§ **EXERCISE DIRECTIONS**:
Identify every line containing the word "Poznaniu" and reproduce each one.

====

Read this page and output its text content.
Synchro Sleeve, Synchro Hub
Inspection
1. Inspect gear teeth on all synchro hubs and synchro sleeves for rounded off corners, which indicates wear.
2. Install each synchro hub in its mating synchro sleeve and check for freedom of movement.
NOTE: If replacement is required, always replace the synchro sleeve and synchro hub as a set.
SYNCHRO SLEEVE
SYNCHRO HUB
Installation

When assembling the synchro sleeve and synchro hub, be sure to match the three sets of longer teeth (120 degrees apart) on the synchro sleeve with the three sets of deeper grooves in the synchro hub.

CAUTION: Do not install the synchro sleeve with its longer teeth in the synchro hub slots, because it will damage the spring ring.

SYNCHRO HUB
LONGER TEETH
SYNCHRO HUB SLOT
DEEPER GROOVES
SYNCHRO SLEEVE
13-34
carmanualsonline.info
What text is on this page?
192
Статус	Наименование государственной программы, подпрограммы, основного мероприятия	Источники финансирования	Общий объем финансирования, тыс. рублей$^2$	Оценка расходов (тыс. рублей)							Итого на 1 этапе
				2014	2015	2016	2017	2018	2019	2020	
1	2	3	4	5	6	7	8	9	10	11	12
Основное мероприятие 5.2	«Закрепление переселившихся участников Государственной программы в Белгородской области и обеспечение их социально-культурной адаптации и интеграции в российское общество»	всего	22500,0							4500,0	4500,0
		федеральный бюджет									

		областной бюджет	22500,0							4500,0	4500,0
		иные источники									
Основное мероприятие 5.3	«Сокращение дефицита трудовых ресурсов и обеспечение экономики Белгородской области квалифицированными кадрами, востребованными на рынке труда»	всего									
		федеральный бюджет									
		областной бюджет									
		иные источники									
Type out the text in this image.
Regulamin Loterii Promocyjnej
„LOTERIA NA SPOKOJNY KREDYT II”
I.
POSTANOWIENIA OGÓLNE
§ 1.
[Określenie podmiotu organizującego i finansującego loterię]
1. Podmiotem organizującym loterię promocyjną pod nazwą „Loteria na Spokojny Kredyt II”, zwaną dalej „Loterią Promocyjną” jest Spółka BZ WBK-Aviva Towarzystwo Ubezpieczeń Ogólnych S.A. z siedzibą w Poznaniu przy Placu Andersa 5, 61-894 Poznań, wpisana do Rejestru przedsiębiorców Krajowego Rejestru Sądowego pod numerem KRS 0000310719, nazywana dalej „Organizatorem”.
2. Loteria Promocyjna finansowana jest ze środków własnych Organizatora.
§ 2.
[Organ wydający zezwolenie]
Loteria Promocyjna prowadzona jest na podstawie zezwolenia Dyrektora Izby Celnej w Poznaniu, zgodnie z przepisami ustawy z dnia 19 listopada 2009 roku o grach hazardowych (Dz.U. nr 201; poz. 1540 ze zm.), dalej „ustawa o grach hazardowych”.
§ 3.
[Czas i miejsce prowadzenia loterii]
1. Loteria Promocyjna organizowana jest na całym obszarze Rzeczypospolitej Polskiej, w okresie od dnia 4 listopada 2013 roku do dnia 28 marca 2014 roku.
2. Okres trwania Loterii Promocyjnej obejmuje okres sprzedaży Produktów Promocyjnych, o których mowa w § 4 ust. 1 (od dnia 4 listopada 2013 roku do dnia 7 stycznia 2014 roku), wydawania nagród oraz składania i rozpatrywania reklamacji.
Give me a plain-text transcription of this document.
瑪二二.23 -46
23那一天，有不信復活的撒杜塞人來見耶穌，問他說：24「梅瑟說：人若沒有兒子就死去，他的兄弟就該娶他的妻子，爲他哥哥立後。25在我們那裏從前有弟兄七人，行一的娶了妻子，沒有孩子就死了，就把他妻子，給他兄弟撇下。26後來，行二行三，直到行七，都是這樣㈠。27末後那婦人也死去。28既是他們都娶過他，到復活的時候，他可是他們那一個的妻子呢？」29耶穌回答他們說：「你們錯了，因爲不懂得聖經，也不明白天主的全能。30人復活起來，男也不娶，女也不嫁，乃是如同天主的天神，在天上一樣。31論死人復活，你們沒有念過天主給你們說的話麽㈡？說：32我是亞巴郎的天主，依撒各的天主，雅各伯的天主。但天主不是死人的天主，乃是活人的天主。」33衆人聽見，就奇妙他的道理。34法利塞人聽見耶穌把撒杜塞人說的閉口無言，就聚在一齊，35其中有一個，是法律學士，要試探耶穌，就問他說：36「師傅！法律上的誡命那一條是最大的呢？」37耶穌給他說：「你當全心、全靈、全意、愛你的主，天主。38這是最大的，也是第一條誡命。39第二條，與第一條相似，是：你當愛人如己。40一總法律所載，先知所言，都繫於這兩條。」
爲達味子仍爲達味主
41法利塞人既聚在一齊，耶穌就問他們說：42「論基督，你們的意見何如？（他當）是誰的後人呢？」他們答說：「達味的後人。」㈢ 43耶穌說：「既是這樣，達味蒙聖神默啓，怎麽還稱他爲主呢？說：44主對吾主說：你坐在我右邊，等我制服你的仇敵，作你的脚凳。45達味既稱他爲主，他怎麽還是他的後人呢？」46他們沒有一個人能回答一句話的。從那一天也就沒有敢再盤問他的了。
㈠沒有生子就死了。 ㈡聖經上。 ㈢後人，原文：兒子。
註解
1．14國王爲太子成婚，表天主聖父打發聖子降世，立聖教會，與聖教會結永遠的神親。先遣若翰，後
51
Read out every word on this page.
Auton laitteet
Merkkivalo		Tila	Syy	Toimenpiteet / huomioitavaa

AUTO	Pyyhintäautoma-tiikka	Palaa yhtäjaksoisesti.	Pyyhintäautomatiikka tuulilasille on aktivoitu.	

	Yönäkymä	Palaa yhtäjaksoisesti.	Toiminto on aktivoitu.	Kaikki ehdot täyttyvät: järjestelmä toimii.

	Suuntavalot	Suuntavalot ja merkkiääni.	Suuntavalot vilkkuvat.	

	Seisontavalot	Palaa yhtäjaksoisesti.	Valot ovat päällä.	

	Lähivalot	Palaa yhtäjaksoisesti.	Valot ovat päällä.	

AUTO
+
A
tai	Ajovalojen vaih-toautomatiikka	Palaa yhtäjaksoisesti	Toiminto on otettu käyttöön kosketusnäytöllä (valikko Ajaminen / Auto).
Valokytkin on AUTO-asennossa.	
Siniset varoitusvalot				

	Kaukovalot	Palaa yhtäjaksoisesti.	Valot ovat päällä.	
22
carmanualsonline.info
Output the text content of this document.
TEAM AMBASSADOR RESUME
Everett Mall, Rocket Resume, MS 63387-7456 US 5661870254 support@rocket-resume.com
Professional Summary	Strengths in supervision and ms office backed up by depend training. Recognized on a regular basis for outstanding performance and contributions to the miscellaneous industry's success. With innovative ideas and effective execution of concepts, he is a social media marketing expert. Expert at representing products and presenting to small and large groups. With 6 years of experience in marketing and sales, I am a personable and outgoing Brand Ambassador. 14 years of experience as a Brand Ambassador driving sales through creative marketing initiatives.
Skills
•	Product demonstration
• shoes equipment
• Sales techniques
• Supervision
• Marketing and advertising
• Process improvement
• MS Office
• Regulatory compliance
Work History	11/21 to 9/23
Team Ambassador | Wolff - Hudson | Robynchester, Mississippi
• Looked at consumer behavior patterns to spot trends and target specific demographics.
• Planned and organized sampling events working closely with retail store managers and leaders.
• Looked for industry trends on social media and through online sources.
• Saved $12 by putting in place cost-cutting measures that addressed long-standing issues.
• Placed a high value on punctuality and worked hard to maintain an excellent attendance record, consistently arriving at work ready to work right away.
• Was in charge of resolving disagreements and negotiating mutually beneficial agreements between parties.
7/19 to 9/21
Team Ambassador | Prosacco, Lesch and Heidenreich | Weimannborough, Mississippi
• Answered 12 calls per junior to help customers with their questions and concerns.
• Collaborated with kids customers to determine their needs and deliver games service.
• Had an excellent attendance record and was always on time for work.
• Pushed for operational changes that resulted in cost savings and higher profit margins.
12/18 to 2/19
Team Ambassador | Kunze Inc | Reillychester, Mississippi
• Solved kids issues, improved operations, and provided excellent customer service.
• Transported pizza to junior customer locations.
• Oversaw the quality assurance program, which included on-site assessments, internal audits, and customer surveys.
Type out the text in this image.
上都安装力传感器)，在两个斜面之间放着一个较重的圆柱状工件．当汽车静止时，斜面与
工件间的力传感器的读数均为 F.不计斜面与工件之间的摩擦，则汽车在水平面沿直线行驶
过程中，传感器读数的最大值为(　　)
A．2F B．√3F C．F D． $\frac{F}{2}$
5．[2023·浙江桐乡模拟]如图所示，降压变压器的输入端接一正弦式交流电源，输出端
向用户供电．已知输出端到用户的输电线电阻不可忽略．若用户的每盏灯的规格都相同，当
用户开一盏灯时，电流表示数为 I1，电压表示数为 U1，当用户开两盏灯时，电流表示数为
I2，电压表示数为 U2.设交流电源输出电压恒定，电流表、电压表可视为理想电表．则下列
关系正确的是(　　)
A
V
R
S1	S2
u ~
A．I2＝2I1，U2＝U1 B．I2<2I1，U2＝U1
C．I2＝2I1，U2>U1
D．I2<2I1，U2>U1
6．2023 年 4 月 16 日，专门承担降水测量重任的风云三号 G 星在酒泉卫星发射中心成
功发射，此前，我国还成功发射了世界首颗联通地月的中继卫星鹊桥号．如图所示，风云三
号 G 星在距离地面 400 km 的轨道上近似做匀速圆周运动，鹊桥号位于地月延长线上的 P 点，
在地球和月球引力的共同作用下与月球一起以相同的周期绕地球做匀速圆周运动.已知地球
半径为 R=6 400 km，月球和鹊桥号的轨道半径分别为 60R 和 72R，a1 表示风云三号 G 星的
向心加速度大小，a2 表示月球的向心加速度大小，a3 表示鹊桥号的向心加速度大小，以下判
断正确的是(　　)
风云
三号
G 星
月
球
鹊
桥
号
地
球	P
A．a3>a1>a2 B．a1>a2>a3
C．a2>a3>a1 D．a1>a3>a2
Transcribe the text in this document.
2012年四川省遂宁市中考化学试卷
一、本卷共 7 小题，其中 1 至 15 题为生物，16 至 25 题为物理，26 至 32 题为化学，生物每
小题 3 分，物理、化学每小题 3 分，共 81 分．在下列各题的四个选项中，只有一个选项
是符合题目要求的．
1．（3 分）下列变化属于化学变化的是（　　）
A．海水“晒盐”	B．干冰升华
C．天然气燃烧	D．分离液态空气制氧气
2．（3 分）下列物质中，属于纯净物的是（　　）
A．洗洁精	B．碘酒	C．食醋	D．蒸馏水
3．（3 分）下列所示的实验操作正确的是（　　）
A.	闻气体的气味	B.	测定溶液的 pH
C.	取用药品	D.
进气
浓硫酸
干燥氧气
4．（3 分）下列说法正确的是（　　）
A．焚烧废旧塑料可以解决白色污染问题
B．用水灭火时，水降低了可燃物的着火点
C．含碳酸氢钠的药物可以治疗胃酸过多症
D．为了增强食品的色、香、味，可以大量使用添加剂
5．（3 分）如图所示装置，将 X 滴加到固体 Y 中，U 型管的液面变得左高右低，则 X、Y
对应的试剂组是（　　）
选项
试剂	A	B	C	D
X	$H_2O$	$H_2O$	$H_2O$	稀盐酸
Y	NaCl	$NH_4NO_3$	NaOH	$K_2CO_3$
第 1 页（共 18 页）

====

§ **IN RESPONSE**:
1. Podmiotem organizującym loterię promocyjną pod nazwą „Loteria na Spokojny Kredyt II”, zwaną dalej „Loterią Promocyjną” jest Spółka BZ WBK-Aviva Towarzystwo Ubezpieczeń Ogólnych S.A. z siedzibą w Poznaniu przy Placu Andersa 5, 61-894 Poznań, wpisana do Rejestru przedsiębiorców Krajowego Rejestru Sądowego pod numerem KRS 0000310719, nazywana dalej „Organizatorem”.
Loteria Promocyjna prowadzona jest na podstawie zezwolenia Dyrektora Izby Celnej w Poznaniu, zgodnie z przepisami ustawy z dnia 19 listopada 2009 roku o grach hazardowych (Dz.U. nr 201; poz. 1540 ze zm.), dalej „ustawa o grach hazardowych”.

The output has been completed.